[Data entries for graphics]
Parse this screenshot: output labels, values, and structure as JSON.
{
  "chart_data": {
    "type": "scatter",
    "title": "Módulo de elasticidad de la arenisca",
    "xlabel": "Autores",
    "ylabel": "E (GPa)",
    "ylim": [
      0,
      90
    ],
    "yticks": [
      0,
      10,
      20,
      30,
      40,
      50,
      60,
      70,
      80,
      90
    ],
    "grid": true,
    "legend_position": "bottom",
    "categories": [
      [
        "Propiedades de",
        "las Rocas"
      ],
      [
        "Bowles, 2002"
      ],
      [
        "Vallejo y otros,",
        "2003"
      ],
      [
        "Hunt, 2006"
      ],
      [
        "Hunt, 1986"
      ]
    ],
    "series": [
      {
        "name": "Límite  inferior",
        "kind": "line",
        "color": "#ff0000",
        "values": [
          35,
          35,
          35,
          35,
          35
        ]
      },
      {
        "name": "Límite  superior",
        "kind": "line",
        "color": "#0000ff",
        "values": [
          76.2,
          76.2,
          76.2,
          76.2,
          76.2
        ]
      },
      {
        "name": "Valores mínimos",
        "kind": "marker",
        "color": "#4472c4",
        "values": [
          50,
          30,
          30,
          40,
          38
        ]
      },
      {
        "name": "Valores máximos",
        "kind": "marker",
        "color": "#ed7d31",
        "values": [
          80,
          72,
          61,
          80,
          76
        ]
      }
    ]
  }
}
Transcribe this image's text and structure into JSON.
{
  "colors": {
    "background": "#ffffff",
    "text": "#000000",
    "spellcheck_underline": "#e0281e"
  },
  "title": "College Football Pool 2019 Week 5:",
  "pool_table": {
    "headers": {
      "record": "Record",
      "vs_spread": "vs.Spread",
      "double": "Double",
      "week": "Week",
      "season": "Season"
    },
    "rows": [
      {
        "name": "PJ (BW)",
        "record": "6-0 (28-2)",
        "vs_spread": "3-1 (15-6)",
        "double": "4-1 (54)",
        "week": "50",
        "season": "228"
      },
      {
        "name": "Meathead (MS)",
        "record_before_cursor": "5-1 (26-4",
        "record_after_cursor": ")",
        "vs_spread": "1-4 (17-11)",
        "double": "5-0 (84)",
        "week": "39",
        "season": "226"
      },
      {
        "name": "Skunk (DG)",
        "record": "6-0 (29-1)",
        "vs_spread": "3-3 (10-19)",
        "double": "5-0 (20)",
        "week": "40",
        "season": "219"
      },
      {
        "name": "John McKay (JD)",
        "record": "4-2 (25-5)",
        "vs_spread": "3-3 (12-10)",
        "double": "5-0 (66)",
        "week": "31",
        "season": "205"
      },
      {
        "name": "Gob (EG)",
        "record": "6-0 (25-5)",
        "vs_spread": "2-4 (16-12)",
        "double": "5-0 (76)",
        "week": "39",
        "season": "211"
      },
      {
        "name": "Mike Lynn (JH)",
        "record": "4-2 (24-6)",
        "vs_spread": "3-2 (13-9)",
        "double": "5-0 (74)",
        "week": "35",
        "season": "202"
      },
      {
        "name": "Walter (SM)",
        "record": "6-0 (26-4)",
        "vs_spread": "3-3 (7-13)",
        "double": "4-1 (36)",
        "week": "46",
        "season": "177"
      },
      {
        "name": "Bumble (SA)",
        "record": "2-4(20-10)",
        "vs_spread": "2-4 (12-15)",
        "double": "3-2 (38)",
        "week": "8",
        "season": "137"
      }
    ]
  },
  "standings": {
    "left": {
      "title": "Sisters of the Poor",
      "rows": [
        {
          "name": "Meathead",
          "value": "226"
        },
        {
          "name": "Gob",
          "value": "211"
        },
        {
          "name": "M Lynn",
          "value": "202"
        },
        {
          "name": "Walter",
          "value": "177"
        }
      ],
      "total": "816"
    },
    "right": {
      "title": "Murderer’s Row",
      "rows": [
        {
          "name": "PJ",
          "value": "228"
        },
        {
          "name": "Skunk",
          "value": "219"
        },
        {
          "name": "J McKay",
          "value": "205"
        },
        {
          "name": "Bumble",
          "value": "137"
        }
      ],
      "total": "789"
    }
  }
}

• **Task goal**
Reproduce the records word for word.

• **Correct answer**
Parse this screenshot: output labels, values, and structure as JSON.
{
  "chart_data": {
    "type": "scatter",
    "title": "Módulo de elasticidad de la arenisca",
    "xlabel": "Autores",
    "ylabel": "E (GPa)",
    "ylim": [
      0,
      90
    ],
    "yticks": [
      0,
      10,
      20,
      30,
      40,
      50,
      60,
      70,
      80,
      90
    ],
    "grid": true,
    "legend_position": "bottom",
    "categories": [
      [
        "Propiedades de",
        "las Rocas"
      ],
      [
        "Bowles, 2002"
      ],
      [
        "Vallejo y otros,",
        "2003"
      ],
      [
        "Hunt, 2006"
      ],
      [
        "Hunt, 1986"
      ]
    ],
    "series": [
      {
        "name": "Límite  inferior",
        "kind": "line",
        "color": "#ff0000",
        "values": [
          35,
          35,
          35,
          35,
          35
        ]
      },
      {
        "name": "Límite  superior",
        "kind": "line",
        "color": "#0000ff",
        "values": [
          76.2,
          76.2,
          76.2,
          76.2,
          76.2
        ]
      },
      {
        "name": "Valores mínimos",
        "kind": "marker",
        "color": "#4472c4",
        "values": [
          50,
          30,
          30,
          40,
          38
        ]
      },
      {
        "name": "Valores máximos",
        "kind": "marker",
        "color": "#ed7d31",
        "values": [
          80,
          72,
          61,
          80,
          76
        ]
      }
    ]
  }
}
Transcribe this image's text and structure into JSON.
{
  "colors": {
    "background": "#ffffff",
    "text": "#000000",
    "spellcheck_underline": "#e0281e"
  },
  "title": "College Football Pool 2019 Week 5:",
  "pool_table": {
    "headers": {
      "record": "Record",
      "vs_spread": "vs.Spread",
      "double": "Double",
      "week": "Week",
      "season": "Season"
    },
    "rows": [
      {
        "name": "PJ (BW)",
        "record": "6-0 (28-2)",
        "vs_spread": "3-1 (15-6)",
        "double": "4-1 (54)",
        "week": "50",
        "season": "228"
      },
      {
        "name": "Meathead (MS)",
        "record_before_cursor": "5-1 (26-4",
        "record_after_cursor": ")",
        "vs_spread": "1-4 (17-11)",
        "double": "5-0 (84)",
        "week": "39",
        "season": "226"
      },
      {
        "name": "Skunk (DG)",
        "record": "6-0 (29-1)",
        "vs_spread": "3-3 (10-19)",
        "double": "5-0 (20)",
        "week": "40",
        "season": "219"
      },
      {
        "name": "John McKay (JD)",
        "record": "4-2 (25-5)",
        "vs_spread": "3-3 (12-10)",
        "double": "5-0 (66)",
        "week": "31",
        "season": "205"
      },
      {
        "name": "Gob (EG)",
        "record": "6-0 (25-5)",
        "vs_spread": "2-4 (16-12)",
        "double": "5-0 (76)",
        "week": "39",
        "season": "211"
      },
      {
        "name": "Mike Lynn (JH)",
        "record": "4-2 (24-6)",
        "vs_spread": "3-2 (13-9)",
        "double": "5-0 (74)",
        "week": "35",
        "season": "202"
      },
      {
        "name": "Walter (SM)",
        "record": "6-0 (26-4)",
        "vs_spread": "3-3 (7-13)",
        "double": "4-1 (36)",
        "week": "46",
        "season": "177"
      },
      {
        "name": "Bumble (SA)",
        "record": "2-4(20-10)",
        "vs_spread": "2-4 (12-15)",
        "double": "3-2 (38)",
        "week": "8",
        "season": "137"
      }
    ]
  },
  "standings": {
    "left": {
      "title": "Sisters of the Poor",
      "rows": [
        {
          "name": "Meathead",
          "value": "226"
        },
        {
          "name": "Gob",
          "value": "211"
        },
        {
          "name": "M Lynn",
          "value": "202"
        },
        {
          "name": "Walter",
          "value": "177"
        }
      ],
      "total": "816"
    },
    "right": {
      "title": "Murderer’s Row",
      "rows": [
        {
          "name": "PJ",
          "value": "228"
        },
        {
          "name": "Skunk",
          "value": "219"
        },
        {
          "name": "J McKay",
          "value": "205"
        },
        {
          "name": "Bumble",
          "value": "137"
        }
      ],
      "total": "789"
    }
  }
}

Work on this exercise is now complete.